BEGIN Dataset content

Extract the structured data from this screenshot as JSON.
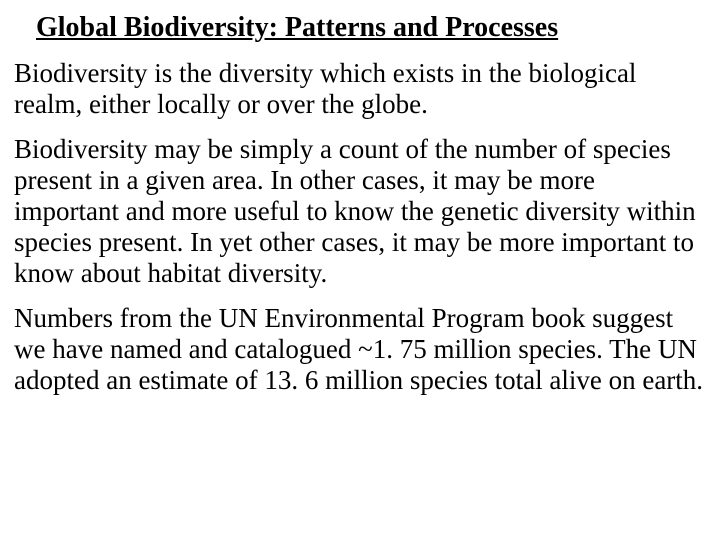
{
  "title": "Global Biodiversity: Patterns and Processes",
  "paragraphs": {
    "p1": "Biodiversity is the diversity which exists in the biological realm, either locally or over the globe.",
    "p2": "Biodiversity may be simply a count of the number of species present in a given area. In other cases, it may be more important and more useful to know the genetic diversity within species present. In yet other cases, it may be more important to know about habitat diversity.",
    "p3": "Numbers from the UN Environmental Program book suggest we have named and catalogued ~1. 75 million species. The UN adopted an estimate of 13. 6 million species total alive on earth."
  }
}
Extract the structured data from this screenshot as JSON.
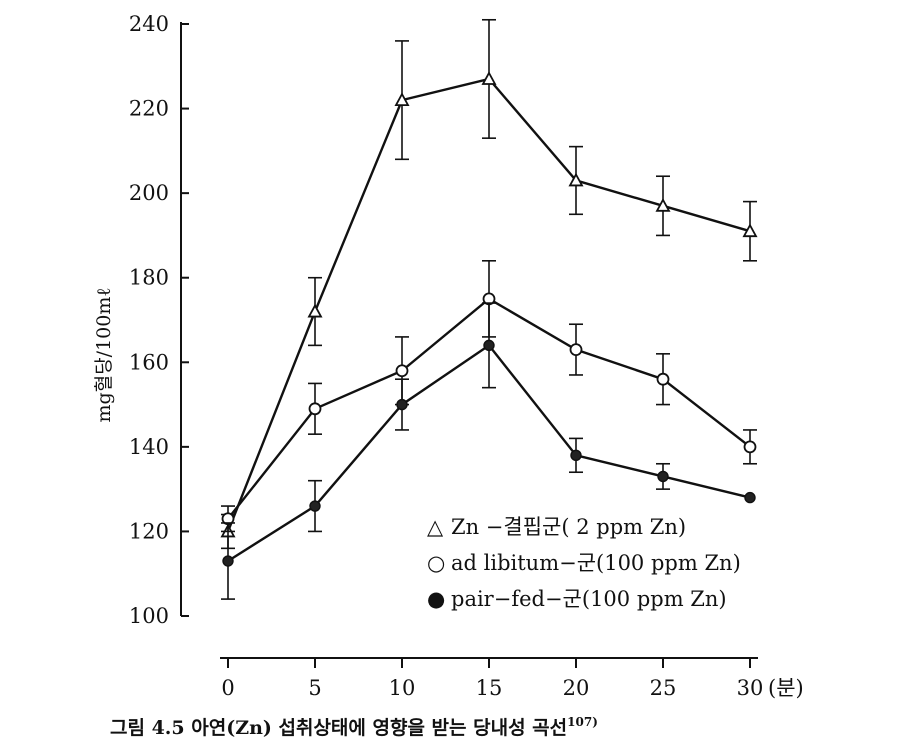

END Dataset content

-- Set exercise --
Pictures stay out; reproduce every line of the records exactly.

-- Exercise answer --
Extract the structured data from this screenshot as JSON.
{
  "title": "Global Biodiversity: Patterns and Processes",
  "paragraphs": {
    "p1": "Biodiversity is the diversity which exists in the biological realm, either locally or over the globe.",
    "p2": "Biodiversity may be simply a count of the number of species present in a given area. In other cases, it may be more important and more useful to know the genetic diversity within species present. In yet other cases, it may be more important to know about habitat diversity.",
    "p3": "Numbers from the UN Environmental Program book suggest we have named and catalogued ~1. 75 million species. The UN adopted an estimate of 13. 6 million species total alive on earth."
  }
}
Extract the structured data from this screenshot as JSON.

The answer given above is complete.